(Dataset items)
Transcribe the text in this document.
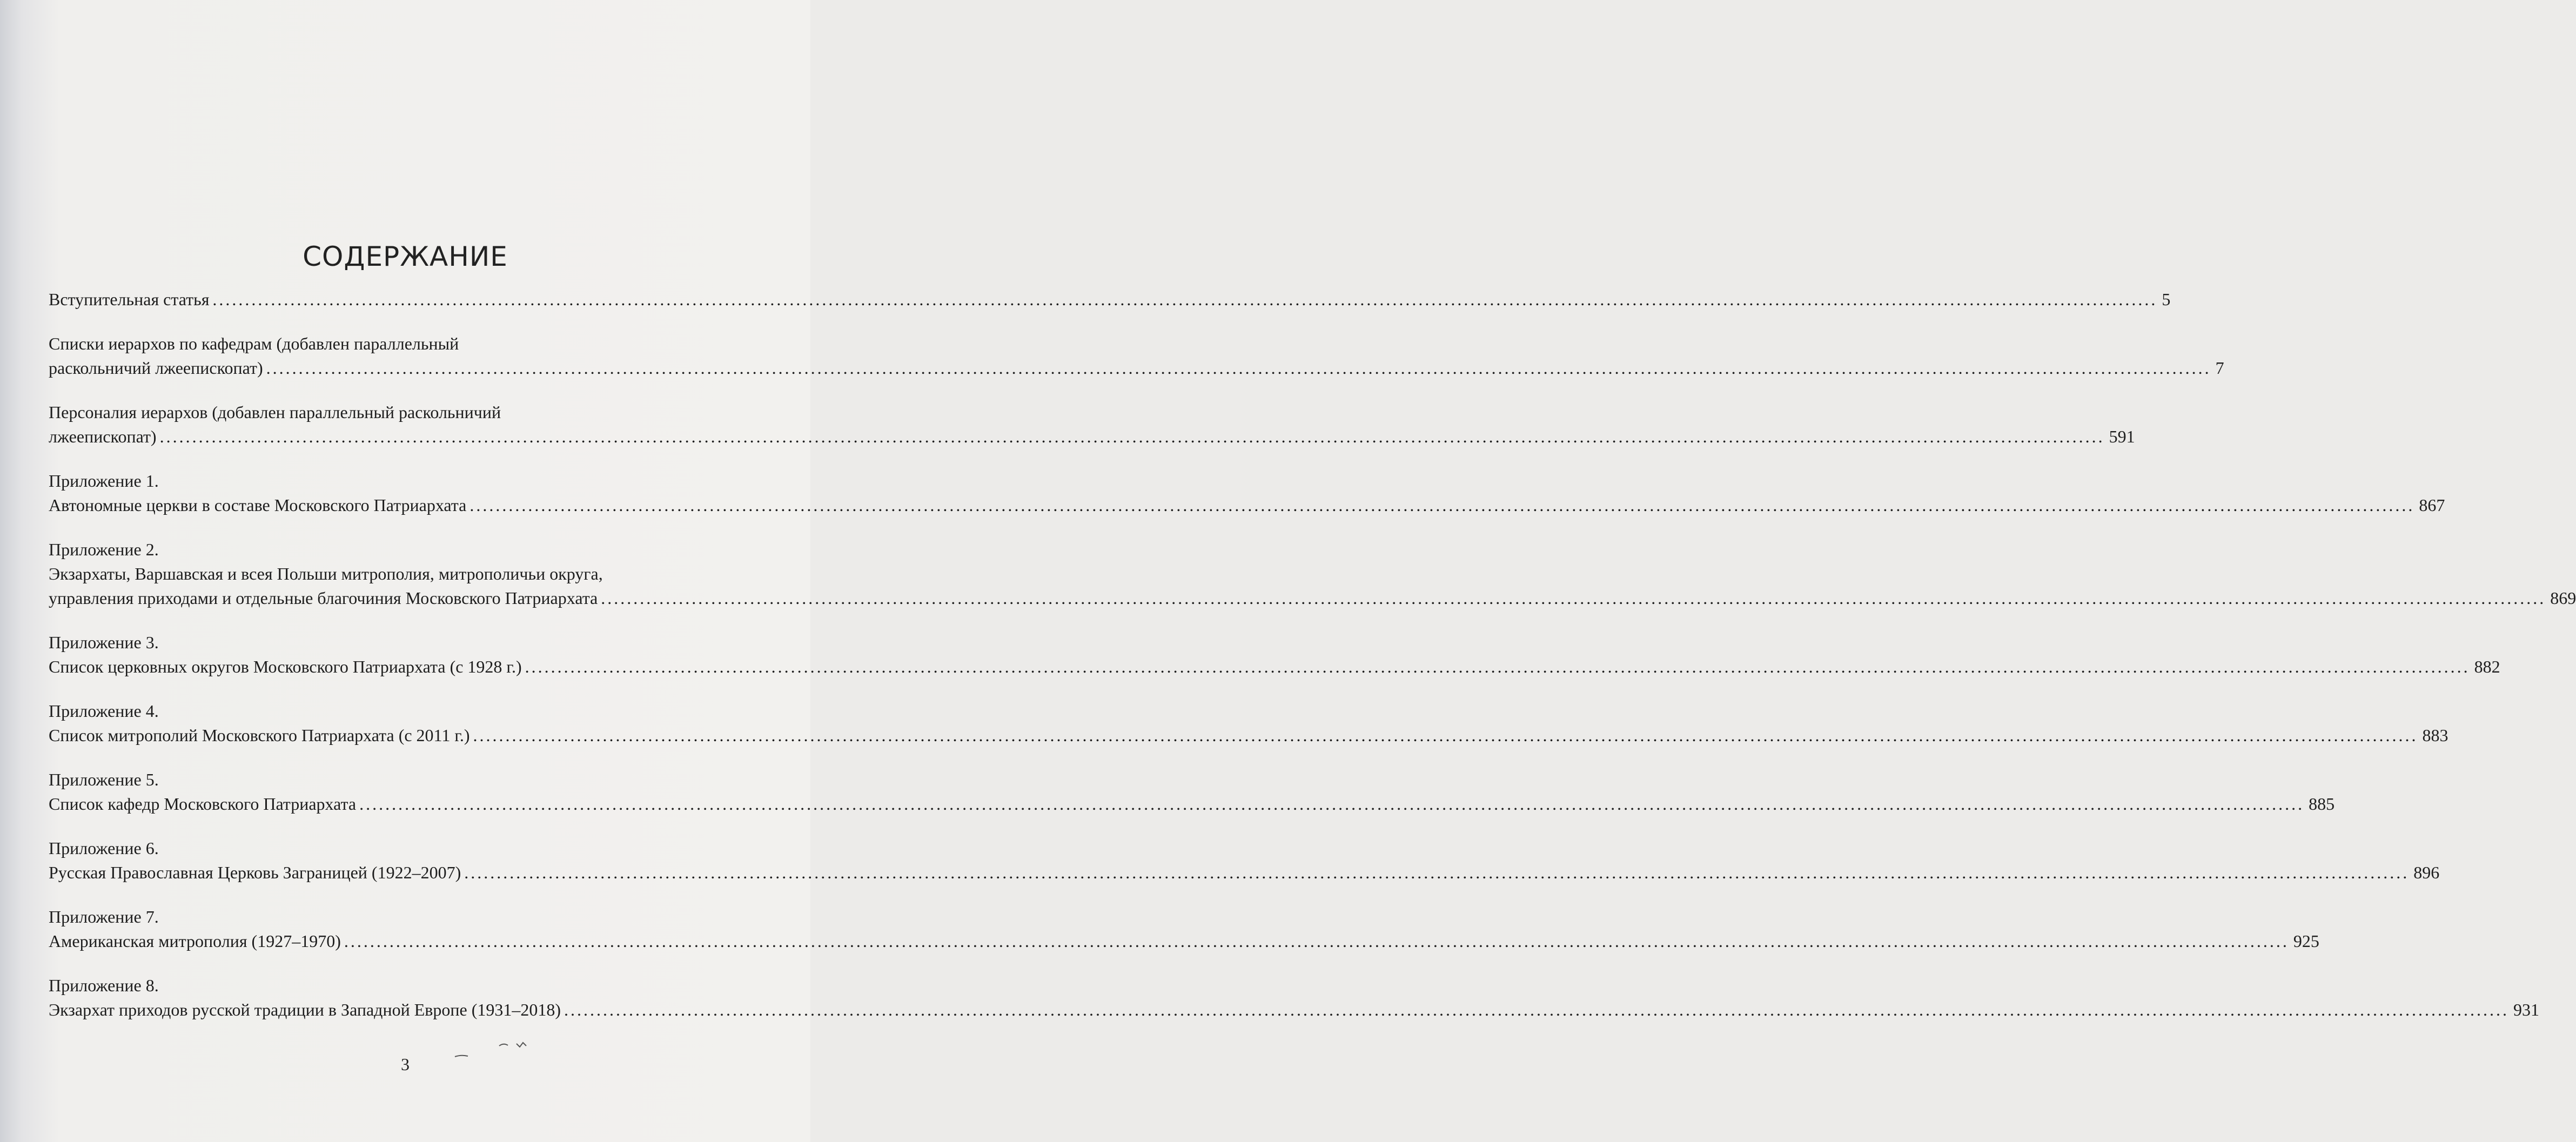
СОДЕРЖАНИЕ
Вступительная статья ............................................................................................................................................................................................................................................................................................................ 5
Списки иерархов по кафедрам (добавлен параллельный
раскольничий лжеепископат) ............................................................................................................................................................................................................................................................................................................ 7
Персоналия иерархов (добавлен параллельный раскольничий
лжеепископат) ............................................................................................................................................................................................................................................................................................................ 591
Приложение 1.
Автономные церкви в составе Московского Патриархата ............................................................................................................................................................................................................................................................................................................ 867
Приложение 2.
Экзархаты, Варшавская и всея Польши митрополия, митрополичьи округа,
управления приходами и отдельные благочиния Московского Патриархата ............................................................................................................................................................................................................................................................................................................ 869
Приложение 3.
Список церковных округов Московского Патриархата (с 1928 г.) ............................................................................................................................................................................................................................................................................................................ 882
Приложение 4.
Список митрополий Московского Патриархата (с 2011 г.) ............................................................................................................................................................................................................................................................................................................ 883
Приложение 5.
Список кафедр Московского Патриархата ............................................................................................................................................................................................................................................................................................................ 885
Приложение 6.
Русская Православная Церковь Заграницей (1922–2007) ............................................................................................................................................................................................................................................................................................................ 896
Приложение 7.
Американская митрополия (1927–1970) ............................................................................................................................................................................................................................................................................................................ 925
Приложение 8.
Экзархат приходов русской традиции в Западной Европе (1931–2018) ............................................................................................................................................................................................................................................................................................................ 931
3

▶ _STATED PROBLEM_: Copy out each line of the data where the string "добавлен" appears.

▶ _SOLUTION TO THE EXERCISE_:
Списки иерархов по кафедрам (добавлен параллельный
Персоналия иерархов (добавлен параллельный раскольничий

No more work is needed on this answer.